• What to do: Return all lines from the listing below in which the string "小数四则混合运算和应用题" occurs.
=== Dataset entries ===
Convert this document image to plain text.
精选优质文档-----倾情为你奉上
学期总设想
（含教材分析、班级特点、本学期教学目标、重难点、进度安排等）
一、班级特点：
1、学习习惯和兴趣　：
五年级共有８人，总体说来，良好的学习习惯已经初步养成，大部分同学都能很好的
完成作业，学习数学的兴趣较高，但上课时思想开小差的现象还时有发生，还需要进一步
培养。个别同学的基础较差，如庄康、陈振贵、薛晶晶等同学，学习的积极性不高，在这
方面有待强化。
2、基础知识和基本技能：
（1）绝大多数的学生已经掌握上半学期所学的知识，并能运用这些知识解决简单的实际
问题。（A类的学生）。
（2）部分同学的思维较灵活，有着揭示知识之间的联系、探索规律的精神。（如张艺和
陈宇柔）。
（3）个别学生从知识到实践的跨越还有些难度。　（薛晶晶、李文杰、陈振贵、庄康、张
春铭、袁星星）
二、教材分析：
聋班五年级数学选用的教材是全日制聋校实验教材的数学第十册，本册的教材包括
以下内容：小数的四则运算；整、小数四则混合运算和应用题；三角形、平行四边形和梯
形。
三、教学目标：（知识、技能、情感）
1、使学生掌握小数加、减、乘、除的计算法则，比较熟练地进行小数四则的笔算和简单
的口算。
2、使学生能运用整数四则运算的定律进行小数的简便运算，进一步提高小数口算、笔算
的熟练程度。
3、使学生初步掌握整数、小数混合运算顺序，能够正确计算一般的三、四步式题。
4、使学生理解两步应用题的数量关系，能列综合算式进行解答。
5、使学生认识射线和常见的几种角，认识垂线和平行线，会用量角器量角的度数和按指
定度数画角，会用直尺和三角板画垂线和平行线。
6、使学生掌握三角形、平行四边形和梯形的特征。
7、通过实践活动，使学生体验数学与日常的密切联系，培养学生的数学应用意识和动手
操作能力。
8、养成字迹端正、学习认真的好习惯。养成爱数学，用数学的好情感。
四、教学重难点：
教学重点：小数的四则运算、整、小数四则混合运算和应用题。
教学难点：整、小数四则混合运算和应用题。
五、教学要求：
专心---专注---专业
===
• Exercise result:
以下内容：小数的四则运算；整、小数四则混合运算和应用题；三角形、平行四边形和梯
教学重点：小数的四则运算、整、小数四则混合运算和应用题。
教学难点：整、小数四则混合运算和应用题。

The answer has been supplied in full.